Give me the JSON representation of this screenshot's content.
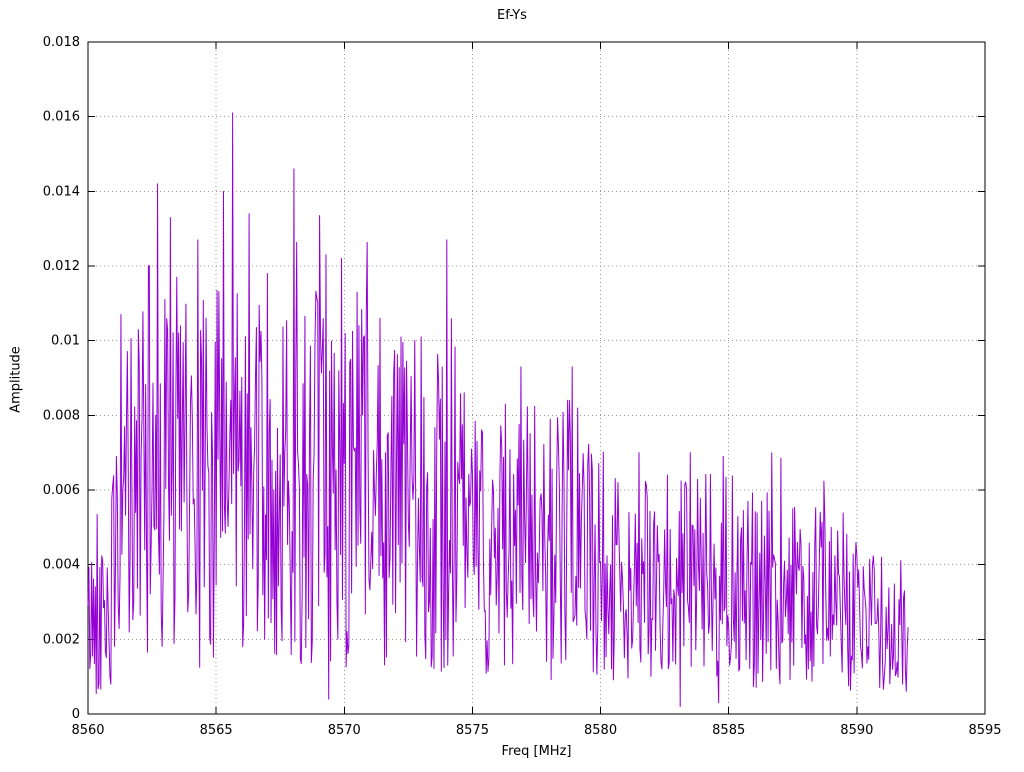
{
  "chart_data": {
    "type": "line",
    "title": "Ef-Ys",
    "xlabel": "Freq [MHz]",
    "ylabel": "Amplitude",
    "xlim": [
      8560,
      8595
    ],
    "ylim": [
      0,
      0.018
    ],
    "xticks": [
      8560,
      8565,
      8570,
      8575,
      8580,
      8585,
      8590,
      8595
    ],
    "xtick_labels": [
      "8560",
      "8565",
      "8570",
      "8575",
      "8580",
      "8585",
      "8590",
      "8595"
    ],
    "yticks": [
      0,
      0.002,
      0.004,
      0.006,
      0.008,
      0.01,
      0.012,
      0.014,
      0.016,
      0.018
    ],
    "ytick_labels": [
      "0",
      "0.002",
      "0.004",
      "0.006",
      "0.008",
      "0.01",
      "0.012",
      "0.014",
      "0.016",
      "0.018"
    ],
    "grid": "dotted",
    "legend": "none",
    "line_color": "#9400d3",
    "series_name": "Ef-Ys",
    "data_x_range": [
      8560,
      8592
    ],
    "points_per_mhz": 28,
    "noise_seed": 42,
    "min_floor": 0.0004,
    "max_cap": 0.0162,
    "envelope": [
      [
        8560.0,
        0.0042
      ],
      [
        8560.8,
        0.0048
      ],
      [
        8561.5,
        0.01
      ],
      [
        8562.5,
        0.0115
      ],
      [
        8563.5,
        0.011
      ],
      [
        8564.5,
        0.01
      ],
      [
        8565.5,
        0.012
      ],
      [
        8566.5,
        0.0105
      ],
      [
        8567.5,
        0.0095
      ],
      [
        8568.2,
        0.011
      ],
      [
        8569.5,
        0.0105
      ],
      [
        8570.5,
        0.0105
      ],
      [
        8571.5,
        0.0095
      ],
      [
        8572.5,
        0.0095
      ],
      [
        8573.5,
        0.009
      ],
      [
        8574.2,
        0.01
      ],
      [
        8575.0,
        0.0075
      ],
      [
        8576.0,
        0.0072
      ],
      [
        8577.0,
        0.008
      ],
      [
        8578.0,
        0.0075
      ],
      [
        8579.0,
        0.008
      ],
      [
        8580.0,
        0.0068
      ],
      [
        8581.0,
        0.006
      ],
      [
        8582.0,
        0.0058
      ],
      [
        8583.0,
        0.0062
      ],
      [
        8584.0,
        0.006
      ],
      [
        8585.0,
        0.0062
      ],
      [
        8586.0,
        0.0058
      ],
      [
        8587.0,
        0.0055
      ],
      [
        8588.0,
        0.005
      ],
      [
        8589.0,
        0.0052
      ],
      [
        8590.0,
        0.0045
      ],
      [
        8591.0,
        0.004
      ],
      [
        8592.0,
        0.003
      ]
    ],
    "peaks": [
      [
        8561.3,
        0.0107
      ],
      [
        8562.7,
        0.0142
      ],
      [
        8563.2,
        0.0133
      ],
      [
        8564.3,
        0.0127
      ],
      [
        8565.3,
        0.014
      ],
      [
        8565.65,
        0.0161
      ],
      [
        8566.3,
        0.0134
      ],
      [
        8567.0,
        0.0118
      ],
      [
        8568.05,
        0.0146
      ],
      [
        8569.3,
        0.0123
      ],
      [
        8569.9,
        0.0122
      ],
      [
        8570.5,
        0.0113
      ],
      [
        8571.4,
        0.0106
      ],
      [
        8572.2,
        0.0101
      ],
      [
        8573.0,
        0.0101
      ],
      [
        8574.0,
        0.0127
      ],
      [
        8576.3,
        0.0083
      ],
      [
        8576.9,
        0.0093
      ],
      [
        8578.9,
        0.0093
      ],
      [
        8581.5,
        0.007
      ],
      [
        8583.5,
        0.007
      ],
      [
        8584.8,
        0.0069
      ],
      [
        8586.3,
        0.0057
      ],
      [
        8587.5,
        0.0055
      ],
      [
        8589.0,
        0.005
      ]
    ],
    "nulls": [
      [
        8560.9,
        0.0008
      ],
      [
        8569.4,
        0.0004
      ],
      [
        8583.1,
        0.0002
      ],
      [
        8584.6,
        0.0003
      ],
      [
        8591.8,
        0.0008
      ]
    ]
  }
}
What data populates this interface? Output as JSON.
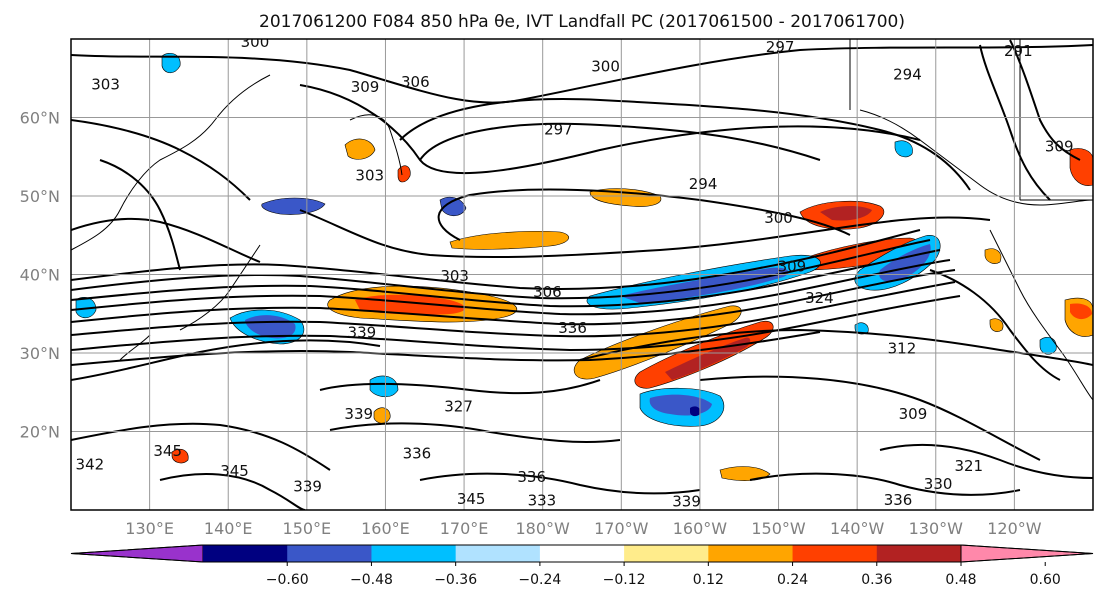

==========

*GIVEN REQUEST*. Word for word, quote the lines above. Omit the pictures.

*EXPECTED ANSWER*.
Give me the JSON representation of this screenshot's content.
{
  "chart_data": {
    "type": "line",
    "title": "Ef-Ys",
    "xlabel": "Freq [MHz]",
    "ylabel": "Amplitude",
    "xlim": [
      8560,
      8595
    ],
    "ylim": [
      0,
      0.018
    ],
    "xticks": [
      8560,
      8565,
      8570,
      8575,
      8580,
      8585,
      8590,
      8595
    ],
    "xtick_labels": [
      "8560",
      "8565",
      "8570",
      "8575",
      "8580",
      "8585",
      "8590",
      "8595"
    ],
    "yticks": [
      0,
      0.002,
      0.004,
      0.006,
      0.008,
      0.01,
      0.012,
      0.014,
      0.016,
      0.018
    ],
    "ytick_labels": [
      "0",
      "0.002",
      "0.004",
      "0.006",
      "0.008",
      "0.01",
      "0.012",
      "0.014",
      "0.016",
      "0.018"
    ],
    "grid": "dotted",
    "legend": "none",
    "line_color": "#9400d3",
    "series_name": "Ef-Ys",
    "data_x_range": [
      8560,
      8592
    ],
    "points_per_mhz": 28,
    "noise_seed": 42,
    "min_floor": 0.0004,
    "max_cap": 0.0162,
    "envelope": [
      [
        8560.0,
        0.0042
      ],
      [
        8560.8,
        0.0048
      ],
      [
        8561.5,
        0.01
      ],
      [
        8562.5,
        0.0115
      ],
      [
        8563.5,
        0.011
      ],
      [
        8564.5,
        0.01
      ],
      [
        8565.5,
        0.012
      ],
      [
        8566.5,
        0.0105
      ],
      [
        8567.5,
        0.0095
      ],
      [
        8568.2,
        0.011
      ],
      [
        8569.5,
        0.0105
      ],
      [
        8570.5,
        0.0105
      ],
      [
        8571.5,
        0.0095
      ],
      [
        8572.5,
        0.0095
      ],
      [
        8573.5,
        0.009
      ],
      [
        8574.2,
        0.01
      ],
      [
        8575.0,
        0.0075
      ],
      [
        8576.0,
        0.0072
      ],
      [
        8577.0,
        0.008
      ],
      [
        8578.0,
        0.0075
      ],
      [
        8579.0,
        0.008
      ],
      [
        8580.0,
        0.0068
      ],
      [
        8581.0,
        0.006
      ],
      [
        8582.0,
        0.0058
      ],
      [
        8583.0,
        0.0062
      ],
      [
        8584.0,
        0.006
      ],
      [
        8585.0,
        0.0062
      ],
      [
        8586.0,
        0.0058
      ],
      [
        8587.0,
        0.0055
      ],
      [
        8588.0,
        0.005
      ],
      [
        8589.0,
        0.0052
      ],
      [
        8590.0,
        0.0045
      ],
      [
        8591.0,
        0.004
      ],
      [
        8592.0,
        0.003
      ]
    ],
    "peaks": [
      [
        8561.3,
        0.0107
      ],
      [
        8562.7,
        0.0142
      ],
      [
        8563.2,
        0.0133
      ],
      [
        8564.3,
        0.0127
      ],
      [
        8565.3,
        0.014
      ],
      [
        8565.65,
        0.0161
      ],
      [
        8566.3,
        0.0134
      ],
      [
        8567.0,
        0.0118
      ],
      [
        8568.05,
        0.0146
      ],
      [
        8569.3,
        0.0123
      ],
      [
        8569.9,
        0.0122
      ],
      [
        8570.5,
        0.0113
      ],
      [
        8571.4,
        0.0106
      ],
      [
        8572.2,
        0.0101
      ],
      [
        8573.0,
        0.0101
      ],
      [
        8574.0,
        0.0127
      ],
      [
        8576.3,
        0.0083
      ],
      [
        8576.9,
        0.0093
      ],
      [
        8578.9,
        0.0093
      ],
      [
        8581.5,
        0.007
      ],
      [
        8583.5,
        0.007
      ],
      [
        8584.8,
        0.0069
      ],
      [
        8586.3,
        0.0057
      ],
      [
        8587.5,
        0.0055
      ],
      [
        8589.0,
        0.005
      ]
    ],
    "nulls": [
      [
        8560.9,
        0.0008
      ],
      [
        8569.4,
        0.0004
      ],
      [
        8583.1,
        0.0002
      ],
      [
        8584.6,
        0.0003
      ],
      [
        8591.8,
        0.0008
      ]
    ]
  }
}
What data populates this interface? Output as JSON.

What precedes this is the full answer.